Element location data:
====================

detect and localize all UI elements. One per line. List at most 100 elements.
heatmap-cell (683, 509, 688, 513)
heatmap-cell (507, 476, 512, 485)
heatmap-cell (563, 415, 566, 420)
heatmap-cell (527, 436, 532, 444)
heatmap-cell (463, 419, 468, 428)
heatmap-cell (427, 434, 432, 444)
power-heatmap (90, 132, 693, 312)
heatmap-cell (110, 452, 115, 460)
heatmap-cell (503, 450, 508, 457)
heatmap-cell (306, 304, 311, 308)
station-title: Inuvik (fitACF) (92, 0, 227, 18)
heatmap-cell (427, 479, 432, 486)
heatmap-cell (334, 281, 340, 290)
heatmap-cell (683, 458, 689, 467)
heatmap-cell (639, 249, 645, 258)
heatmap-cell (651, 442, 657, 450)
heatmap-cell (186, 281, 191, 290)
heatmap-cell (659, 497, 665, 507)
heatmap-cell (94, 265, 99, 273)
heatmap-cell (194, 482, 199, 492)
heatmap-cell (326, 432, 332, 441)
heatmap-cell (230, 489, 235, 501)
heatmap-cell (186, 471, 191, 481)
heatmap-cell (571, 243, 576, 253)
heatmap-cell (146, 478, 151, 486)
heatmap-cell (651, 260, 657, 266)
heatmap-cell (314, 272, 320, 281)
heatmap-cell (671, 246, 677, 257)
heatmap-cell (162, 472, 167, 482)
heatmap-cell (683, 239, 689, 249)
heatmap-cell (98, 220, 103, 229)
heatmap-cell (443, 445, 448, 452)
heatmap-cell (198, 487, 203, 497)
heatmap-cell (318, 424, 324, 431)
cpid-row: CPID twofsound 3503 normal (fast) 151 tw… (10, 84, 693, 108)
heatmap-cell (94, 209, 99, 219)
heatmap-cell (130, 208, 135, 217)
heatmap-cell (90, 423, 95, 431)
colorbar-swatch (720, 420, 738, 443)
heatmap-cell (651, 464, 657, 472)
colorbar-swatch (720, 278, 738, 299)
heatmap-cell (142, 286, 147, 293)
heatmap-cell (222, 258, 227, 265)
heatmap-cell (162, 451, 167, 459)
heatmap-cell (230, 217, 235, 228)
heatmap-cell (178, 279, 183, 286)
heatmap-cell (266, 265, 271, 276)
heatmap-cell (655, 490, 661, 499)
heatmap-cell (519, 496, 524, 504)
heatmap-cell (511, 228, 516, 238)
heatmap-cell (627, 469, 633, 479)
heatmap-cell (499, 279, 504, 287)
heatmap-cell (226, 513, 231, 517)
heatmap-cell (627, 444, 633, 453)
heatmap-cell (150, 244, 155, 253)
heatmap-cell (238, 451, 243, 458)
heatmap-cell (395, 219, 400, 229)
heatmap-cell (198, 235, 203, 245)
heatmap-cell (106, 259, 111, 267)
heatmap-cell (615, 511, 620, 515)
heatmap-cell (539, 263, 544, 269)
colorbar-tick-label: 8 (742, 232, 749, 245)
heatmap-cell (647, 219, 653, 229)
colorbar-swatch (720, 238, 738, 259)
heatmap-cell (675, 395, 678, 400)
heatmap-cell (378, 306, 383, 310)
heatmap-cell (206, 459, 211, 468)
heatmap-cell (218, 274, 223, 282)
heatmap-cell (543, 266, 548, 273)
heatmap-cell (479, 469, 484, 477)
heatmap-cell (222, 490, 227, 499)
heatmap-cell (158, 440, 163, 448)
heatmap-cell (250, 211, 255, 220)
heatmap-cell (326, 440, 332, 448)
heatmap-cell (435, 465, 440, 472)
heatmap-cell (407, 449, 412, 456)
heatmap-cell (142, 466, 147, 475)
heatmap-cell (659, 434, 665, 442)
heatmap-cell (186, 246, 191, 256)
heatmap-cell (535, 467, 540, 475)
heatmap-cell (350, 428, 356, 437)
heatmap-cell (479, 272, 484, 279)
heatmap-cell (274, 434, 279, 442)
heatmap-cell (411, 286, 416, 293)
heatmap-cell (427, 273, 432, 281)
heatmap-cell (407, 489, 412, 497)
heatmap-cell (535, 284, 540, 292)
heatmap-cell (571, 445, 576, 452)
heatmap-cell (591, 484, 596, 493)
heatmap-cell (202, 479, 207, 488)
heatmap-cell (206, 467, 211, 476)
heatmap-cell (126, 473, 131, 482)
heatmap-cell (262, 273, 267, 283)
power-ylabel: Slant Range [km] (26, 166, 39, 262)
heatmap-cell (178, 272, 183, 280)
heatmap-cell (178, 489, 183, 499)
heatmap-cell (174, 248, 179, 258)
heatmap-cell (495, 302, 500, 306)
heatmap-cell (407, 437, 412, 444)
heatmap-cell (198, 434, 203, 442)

====================

▶ **REQUIREMENT**
Copy out the entries above line by line, without altering a single character.

▶ **OUTPUT OF THE EXERCISE**
detect and localize all UI elements. One per line. List at most 100 elements.
heatmap-cell (683, 509, 688, 513)
heatmap-cell (507, 476, 512, 485)
heatmap-cell (563, 415, 566, 420)
heatmap-cell (527, 436, 532, 444)
heatmap-cell (463, 419, 468, 428)
heatmap-cell (427, 434, 432, 444)
power-heatmap (90, 132, 693, 312)
heatmap-cell (110, 452, 115, 460)
heatmap-cell (503, 450, 508, 457)
heatmap-cell (306, 304, 311, 308)
station-title: Inuvik (fitACF) (92, 0, 227, 18)
heatmap-cell (427, 479, 432, 486)
heatmap-cell (334, 281, 340, 290)
heatmap-cell (683, 458, 689, 467)
heatmap-cell (639, 249, 645, 258)
heatmap-cell (651, 442, 657, 450)
heatmap-cell (186, 281, 191, 290)
heatmap-cell (659, 497, 665, 507)
heatmap-cell (94, 265, 99, 273)
heatmap-cell (194, 482, 199, 492)
heatmap-cell (326, 432, 332, 441)
heatmap-cell (230, 489, 235, 501)
heatmap-cell (186, 471, 191, 481)
heatmap-cell (571, 243, 576, 253)
heatmap-cell (146, 478, 151, 486)
heatmap-cell (651, 260, 657, 266)
heatmap-cell (314, 272, 320, 281)
heatmap-cell (671, 246, 677, 257)
heatmap-cell (162, 472, 167, 482)
heatmap-cell (683, 239, 689, 249)
heatmap-cell (98, 220, 103, 229)
heatmap-cell (443, 445, 448, 452)
heatmap-cell (198, 487, 203, 497)
heatmap-cell (318, 424, 324, 431)
cpid-row: CPID twofsound 3503 normal (fast) 151 tw… (10, 84, 693, 108)
heatmap-cell (94, 209, 99, 219)
heatmap-cell (130, 208, 135, 217)
heatmap-cell (90, 423, 95, 431)
colorbar-swatch (720, 420, 738, 443)
heatmap-cell (651, 464, 657, 472)
colorbar-swatch (720, 278, 738, 299)
heatmap-cell (142, 286, 147, 293)
heatmap-cell (222, 258, 227, 265)
heatmap-cell (162, 451, 167, 459)
heatmap-cell (230, 217, 235, 228)
heatmap-cell (178, 279, 183, 286)
heatmap-cell (266, 265, 271, 276)
heatmap-cell (655, 490, 661, 499)
heatmap-cell (519, 496, 524, 504)
heatmap-cell (511, 228, 516, 238)
heatmap-cell (627, 469, 633, 479)
heatmap-cell (499, 279, 504, 287)
heatmap-cell (226, 513, 231, 517)
heatmap-cell (627, 444, 633, 453)
heatmap-cell (150, 244, 155, 253)
heatmap-cell (238, 451, 243, 458)
heatmap-cell (395, 219, 400, 229)
heatmap-cell (198, 235, 203, 245)
heatmap-cell (106, 259, 111, 267)
heatmap-cell (615, 511, 620, 515)
heatmap-cell (539, 263, 544, 269)
colorbar-tick-label: 8 (742, 232, 749, 245)
heatmap-cell (647, 219, 653, 229)
colorbar-swatch (720, 238, 738, 259)
heatmap-cell (675, 395, 678, 400)
heatmap-cell (378, 306, 383, 310)
heatmap-cell (206, 459, 211, 468)
heatmap-cell (218, 274, 223, 282)
heatmap-cell (543, 266, 548, 273)
heatmap-cell (479, 469, 484, 477)
heatmap-cell (222, 490, 227, 499)
heatmap-cell (158, 440, 163, 448)
heatmap-cell (250, 211, 255, 220)
heatmap-cell (326, 440, 332, 448)
heatmap-cell (435, 465, 440, 472)
heatmap-cell (407, 449, 412, 456)
heatmap-cell (142, 466, 147, 475)
heatmap-cell (659, 434, 665, 442)
heatmap-cell (186, 246, 191, 256)
heatmap-cell (535, 467, 540, 475)
heatmap-cell (350, 428, 356, 437)
heatmap-cell (479, 272, 484, 279)
heatmap-cell (274, 434, 279, 442)
heatmap-cell (411, 286, 416, 293)
heatmap-cell (427, 273, 432, 281)
heatmap-cell (407, 489, 412, 497)
heatmap-cell (535, 284, 540, 292)
heatmap-cell (571, 445, 576, 452)
heatmap-cell (591, 484, 596, 493)
heatmap-cell (202, 479, 207, 488)
heatmap-cell (206, 467, 211, 476)
heatmap-cell (126, 473, 131, 482)
heatmap-cell (262, 273, 267, 283)
power-ylabel: Slant Range [km] (26, 166, 39, 262)
heatmap-cell (178, 272, 183, 280)
heatmap-cell (178, 489, 183, 499)
heatmap-cell (174, 248, 179, 258)
heatmap-cell (495, 302, 500, 306)
heatmap-cell (407, 437, 412, 444)
heatmap-cell (198, 434, 203, 442)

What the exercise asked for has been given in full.